[Dataset rows about figures]

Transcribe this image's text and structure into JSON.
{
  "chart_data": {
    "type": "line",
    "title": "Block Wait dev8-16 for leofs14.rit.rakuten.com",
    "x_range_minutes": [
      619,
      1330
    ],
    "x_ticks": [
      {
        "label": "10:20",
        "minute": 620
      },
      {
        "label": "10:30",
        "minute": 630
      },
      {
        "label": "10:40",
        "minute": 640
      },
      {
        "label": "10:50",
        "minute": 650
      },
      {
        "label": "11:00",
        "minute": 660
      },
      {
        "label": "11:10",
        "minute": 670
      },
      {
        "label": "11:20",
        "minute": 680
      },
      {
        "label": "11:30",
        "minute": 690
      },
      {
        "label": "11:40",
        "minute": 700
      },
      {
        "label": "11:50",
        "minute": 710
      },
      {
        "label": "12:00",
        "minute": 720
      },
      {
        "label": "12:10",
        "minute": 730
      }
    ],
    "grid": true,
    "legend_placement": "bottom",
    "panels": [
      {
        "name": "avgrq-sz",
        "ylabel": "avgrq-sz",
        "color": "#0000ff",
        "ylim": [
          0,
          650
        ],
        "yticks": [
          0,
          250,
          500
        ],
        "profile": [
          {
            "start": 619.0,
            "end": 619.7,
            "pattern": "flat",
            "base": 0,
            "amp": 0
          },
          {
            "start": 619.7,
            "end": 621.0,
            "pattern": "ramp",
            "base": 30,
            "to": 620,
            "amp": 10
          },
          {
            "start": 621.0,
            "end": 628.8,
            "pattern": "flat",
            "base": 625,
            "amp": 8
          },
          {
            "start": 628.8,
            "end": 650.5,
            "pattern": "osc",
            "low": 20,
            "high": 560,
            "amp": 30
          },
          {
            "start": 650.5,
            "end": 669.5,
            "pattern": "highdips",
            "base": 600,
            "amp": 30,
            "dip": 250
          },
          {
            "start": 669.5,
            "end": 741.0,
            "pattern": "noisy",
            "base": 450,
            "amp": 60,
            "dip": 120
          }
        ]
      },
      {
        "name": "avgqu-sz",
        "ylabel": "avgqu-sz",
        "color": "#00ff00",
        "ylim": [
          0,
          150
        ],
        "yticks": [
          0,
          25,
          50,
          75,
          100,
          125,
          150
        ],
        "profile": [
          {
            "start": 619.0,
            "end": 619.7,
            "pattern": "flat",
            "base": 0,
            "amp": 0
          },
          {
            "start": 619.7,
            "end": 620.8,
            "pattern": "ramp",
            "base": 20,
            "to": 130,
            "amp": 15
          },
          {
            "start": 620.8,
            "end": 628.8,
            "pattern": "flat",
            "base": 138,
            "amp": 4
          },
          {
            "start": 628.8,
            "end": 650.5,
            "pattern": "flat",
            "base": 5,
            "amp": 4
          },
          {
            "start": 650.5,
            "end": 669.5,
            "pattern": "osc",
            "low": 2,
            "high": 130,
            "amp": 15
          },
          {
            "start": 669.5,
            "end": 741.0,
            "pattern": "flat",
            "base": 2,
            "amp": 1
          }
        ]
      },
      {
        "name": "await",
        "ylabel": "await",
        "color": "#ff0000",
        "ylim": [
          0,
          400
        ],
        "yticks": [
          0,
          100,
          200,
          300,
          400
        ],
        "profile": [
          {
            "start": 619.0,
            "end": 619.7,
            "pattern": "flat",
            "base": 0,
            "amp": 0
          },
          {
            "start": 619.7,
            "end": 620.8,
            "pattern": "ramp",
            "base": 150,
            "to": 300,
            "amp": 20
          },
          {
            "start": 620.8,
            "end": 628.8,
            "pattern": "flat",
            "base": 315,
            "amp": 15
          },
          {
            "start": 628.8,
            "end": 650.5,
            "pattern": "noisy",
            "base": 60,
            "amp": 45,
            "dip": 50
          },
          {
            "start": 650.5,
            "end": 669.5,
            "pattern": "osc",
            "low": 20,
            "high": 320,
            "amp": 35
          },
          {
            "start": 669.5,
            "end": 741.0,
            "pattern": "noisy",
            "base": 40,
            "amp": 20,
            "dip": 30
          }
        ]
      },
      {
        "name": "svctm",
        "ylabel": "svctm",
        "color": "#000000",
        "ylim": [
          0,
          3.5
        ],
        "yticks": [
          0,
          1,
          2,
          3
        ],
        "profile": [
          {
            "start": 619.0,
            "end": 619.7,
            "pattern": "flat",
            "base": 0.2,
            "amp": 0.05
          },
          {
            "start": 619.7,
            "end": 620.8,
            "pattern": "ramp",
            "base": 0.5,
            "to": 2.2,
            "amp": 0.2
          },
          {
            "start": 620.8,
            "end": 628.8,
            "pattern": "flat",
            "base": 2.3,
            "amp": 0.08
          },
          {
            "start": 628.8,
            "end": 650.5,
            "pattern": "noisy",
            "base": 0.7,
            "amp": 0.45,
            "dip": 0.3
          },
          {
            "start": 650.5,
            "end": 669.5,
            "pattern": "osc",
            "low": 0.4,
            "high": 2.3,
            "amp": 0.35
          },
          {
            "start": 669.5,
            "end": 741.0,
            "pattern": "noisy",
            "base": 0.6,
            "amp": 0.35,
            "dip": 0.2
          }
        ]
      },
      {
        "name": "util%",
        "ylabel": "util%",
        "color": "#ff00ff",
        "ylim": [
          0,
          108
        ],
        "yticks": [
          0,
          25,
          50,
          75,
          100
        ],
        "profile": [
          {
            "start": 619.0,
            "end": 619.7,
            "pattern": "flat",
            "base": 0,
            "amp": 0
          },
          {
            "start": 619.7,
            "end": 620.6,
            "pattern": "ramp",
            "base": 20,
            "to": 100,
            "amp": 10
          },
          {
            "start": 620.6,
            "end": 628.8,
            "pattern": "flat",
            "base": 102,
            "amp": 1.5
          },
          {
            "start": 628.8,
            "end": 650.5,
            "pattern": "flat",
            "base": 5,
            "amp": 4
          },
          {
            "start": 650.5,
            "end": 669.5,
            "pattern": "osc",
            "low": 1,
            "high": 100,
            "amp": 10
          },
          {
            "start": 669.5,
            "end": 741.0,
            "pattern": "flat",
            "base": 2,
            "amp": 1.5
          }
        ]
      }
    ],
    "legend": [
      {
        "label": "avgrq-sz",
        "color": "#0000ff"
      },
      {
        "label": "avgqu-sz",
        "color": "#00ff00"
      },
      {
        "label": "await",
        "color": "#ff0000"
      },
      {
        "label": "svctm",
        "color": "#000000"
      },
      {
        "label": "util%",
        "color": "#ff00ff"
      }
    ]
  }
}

**Work to be completed**
Work out how many lines in the records above contain the word "await", and give only that number.

**Result of this exercise**
3